### Goal:
Copy out all lines in the data below containing the string "Clean".

::::::::::

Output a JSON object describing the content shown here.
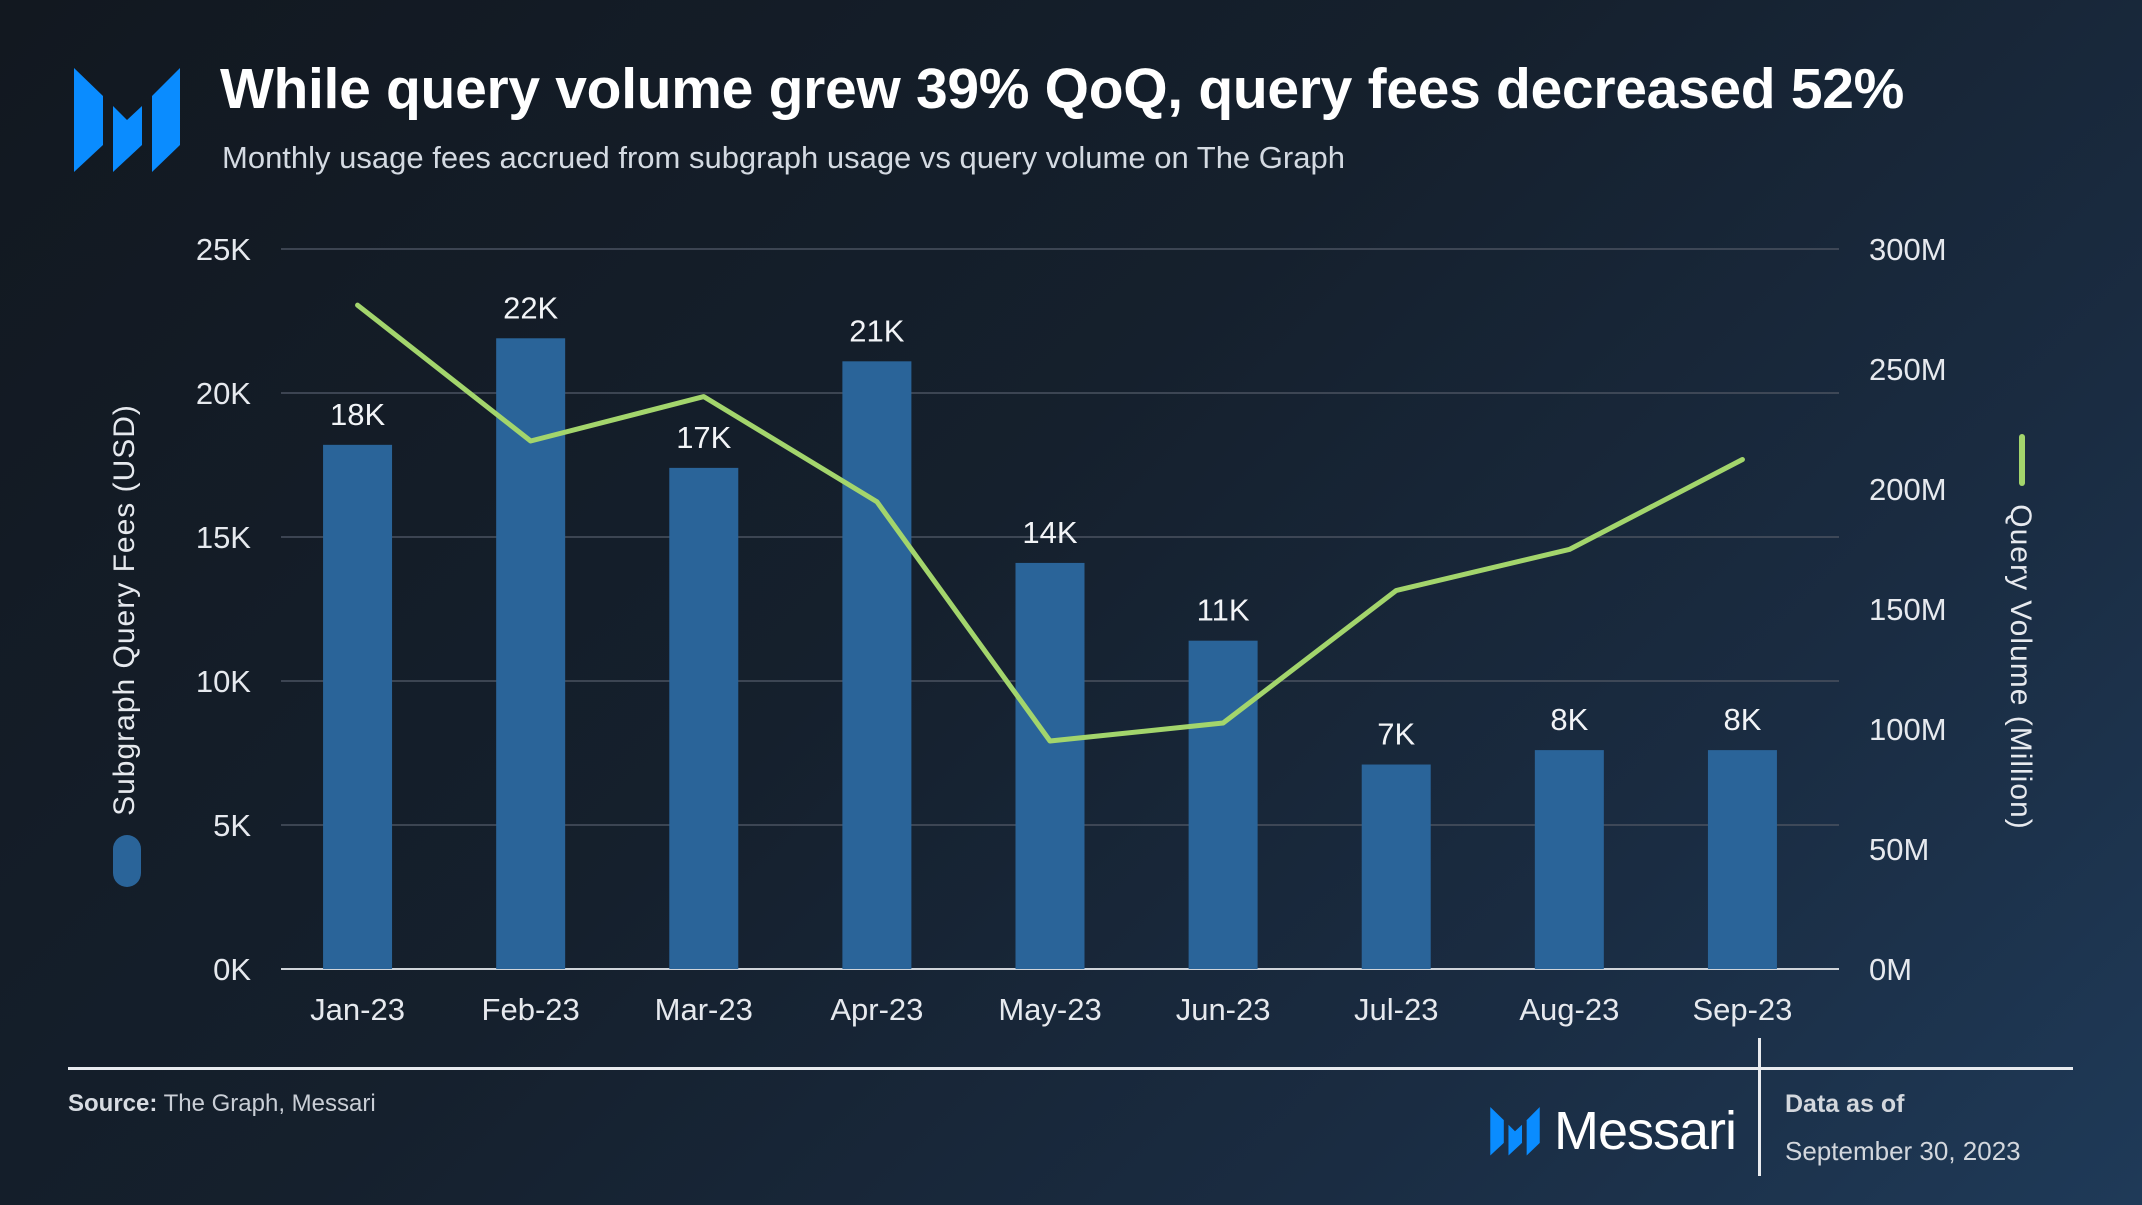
{
  "header": {
    "title": "While query volume grew 39% QoQ, query fees decreased 52%",
    "subtitle": "Monthly usage fees accrued from subgraph usage vs query volume on The Graph",
    "logo_icon": "messari-logo-icon"
  },
  "colors": {
    "bar": "#2a6499",
    "line": "#a3d56c",
    "logo": "#0a8cff",
    "grid": "#4a5260"
  },
  "chart_data": {
    "type": "bar+line",
    "title": "While query volume grew 39% QoQ, query fees decreased 52%",
    "subtitle": "Monthly usage fees accrued from subgraph usage vs query volume on The Graph",
    "categories": [
      "Jan-23",
      "Feb-23",
      "Mar-23",
      "Apr-23",
      "May-23",
      "Jun-23",
      "Jul-23",
      "Aug-23",
      "Sep-23"
    ],
    "series": [
      {
        "name": "Subgraph Query Fees (USD)",
        "type": "bar",
        "axis": "left",
        "values": [
          18200,
          21900,
          17400,
          21100,
          14100,
          11400,
          7100,
          7600,
          7600
        ],
        "data_labels": [
          "18K",
          "22K",
          "17K",
          "21K",
          "14K",
          "11K",
          "7K",
          "8K",
          "8K"
        ]
      },
      {
        "name": "Query Volume (Million)",
        "type": "line",
        "axis": "right",
        "values": [
          276.6,
          220,
          238.5,
          194.7,
          95,
          102.5,
          157.7,
          174.8,
          212.3
        ]
      }
    ],
    "ylabel": "Subgraph Query Fees (USD)",
    "ylim": [
      0,
      25000
    ],
    "yticks": [
      "0K",
      "5K",
      "10K",
      "15K",
      "20K",
      "25K"
    ],
    "y2label": "Query Volume (Million)",
    "y2lim": [
      0,
      300
    ],
    "y2ticks": [
      "0M",
      "50M",
      "100M",
      "150M",
      "200M",
      "250M",
      "300M"
    ],
    "grid": true,
    "legend": "axis-titles"
  },
  "footer": {
    "source_label": "Source:",
    "source_text": " The Graph, Messari",
    "brand": "Messari",
    "data_as_of_label": "Data as of",
    "data_as_of_date": "September 30, 2023"
  }
}
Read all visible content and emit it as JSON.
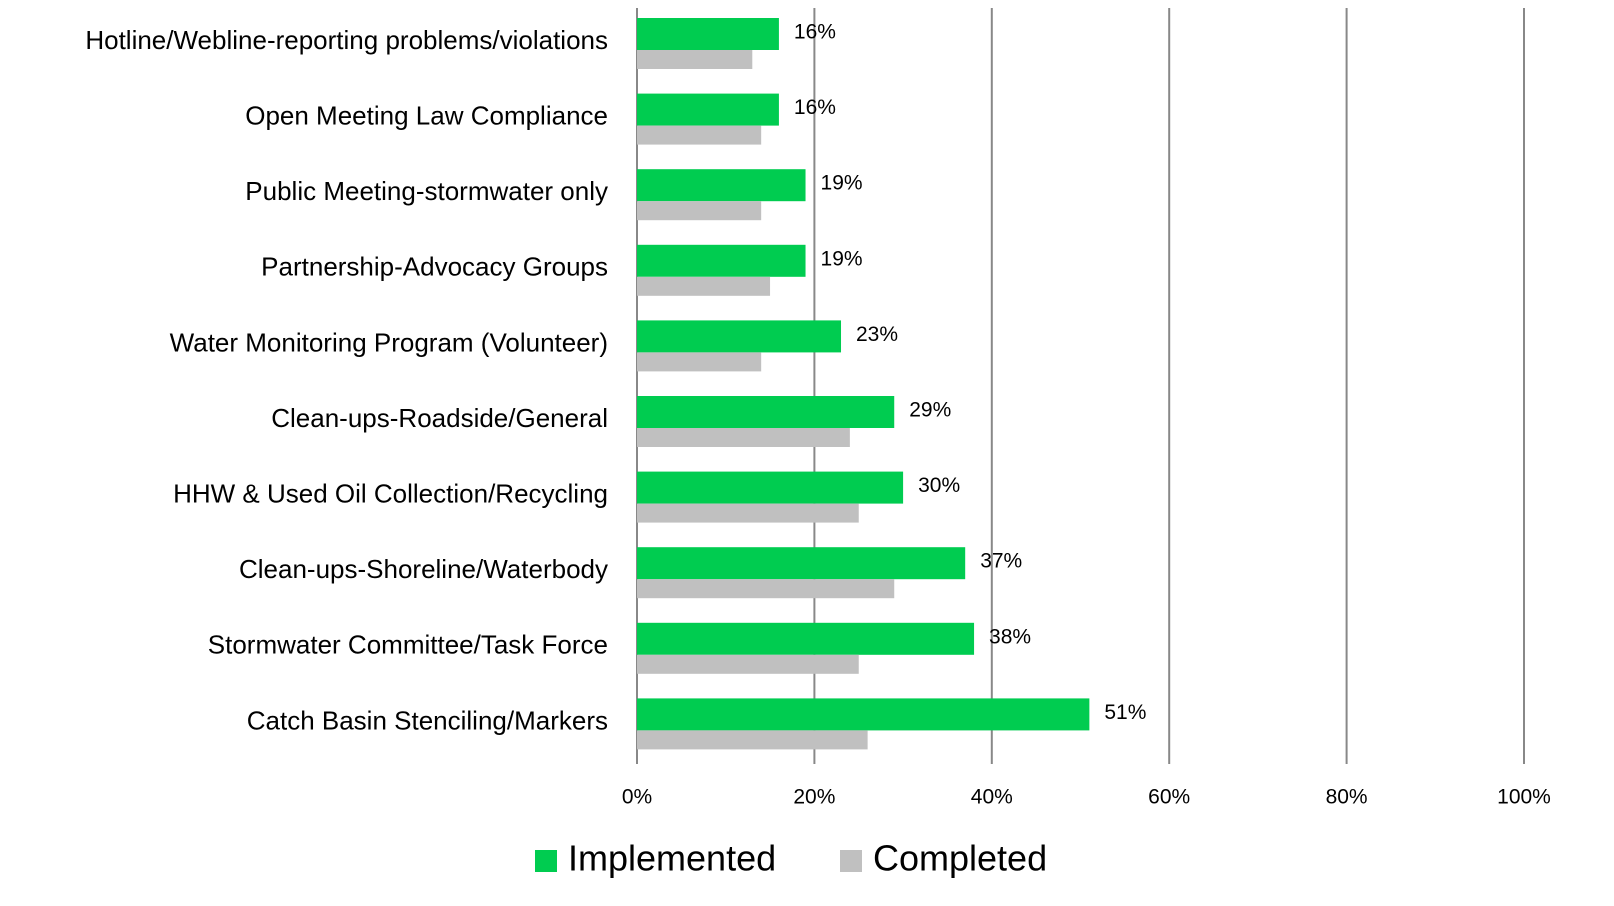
{
  "chart_data": {
    "type": "bar",
    "orientation": "horizontal",
    "categories": [
      "Hotline/Webline-reporting problems/violations",
      "Open Meeting Law Compliance",
      "Public Meeting-stormwater only",
      "Partnership-Advocacy Groups",
      "Water Monitoring Program (Volunteer)",
      "Clean-ups-Roadside/General",
      "HHW & Used Oil Collection/Recycling",
      "Clean-ups-Shoreline/Waterbody",
      "Stormwater Committee/Task Force",
      "Catch Basin Stenciling/Markers"
    ],
    "series": [
      {
        "name": "Implemented",
        "color": "#00cc50",
        "values": [
          16,
          16,
          19,
          19,
          23,
          29,
          30,
          37,
          38,
          51
        ],
        "value_labels": [
          "16%",
          "16%",
          "19%",
          "19%",
          "23%",
          "29%",
          "30%",
          "37%",
          "38%",
          "51%"
        ]
      },
      {
        "name": "Completed",
        "color": "#c0c0c0",
        "values": [
          13,
          14,
          14,
          15,
          14,
          24,
          25,
          29,
          25,
          26
        ]
      }
    ],
    "xlim": [
      0,
      100
    ],
    "xticks": [
      {
        "value": 0,
        "label": "0%"
      },
      {
        "value": 20,
        "label": "20%"
      },
      {
        "value": 40,
        "label": "40%"
      },
      {
        "value": 60,
        "label": "60%"
      },
      {
        "value": 80,
        "label": "80%"
      },
      {
        "value": 100,
        "label": "100%"
      }
    ],
    "grid": true,
    "legend": "bottom"
  }
}
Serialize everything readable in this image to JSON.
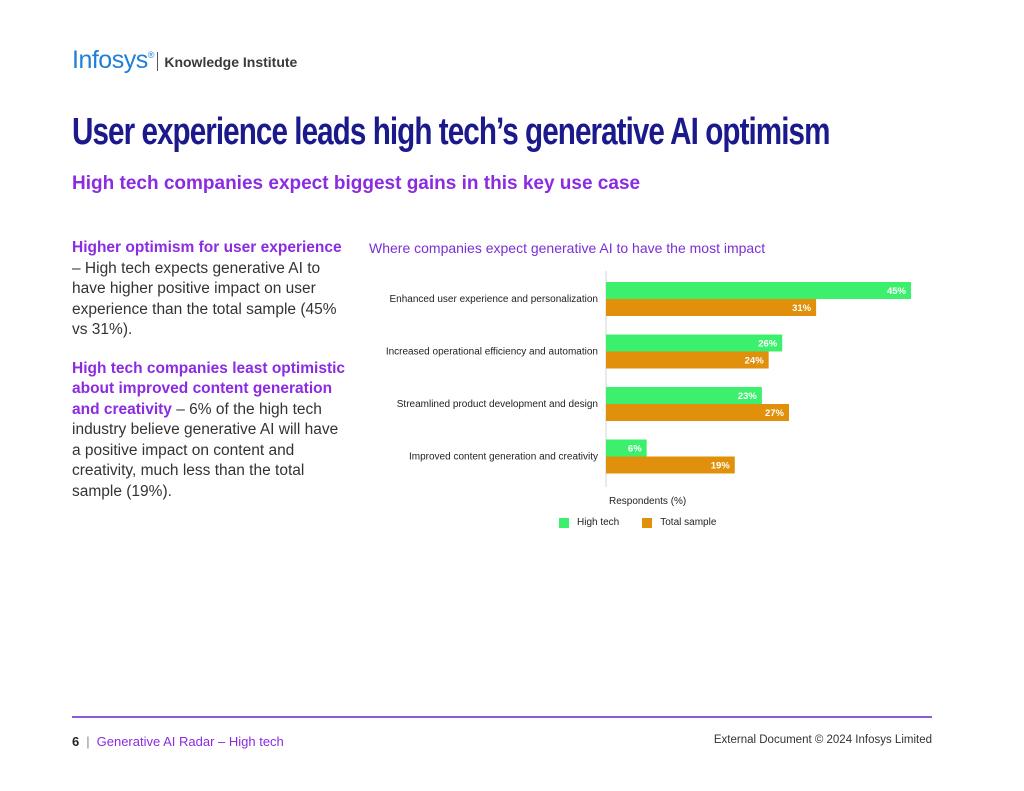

::::::::::

### Result of this exercise:
      "Clean-ups-Roadside/General",
      "Clean-ups-Shoreline/Waterbody",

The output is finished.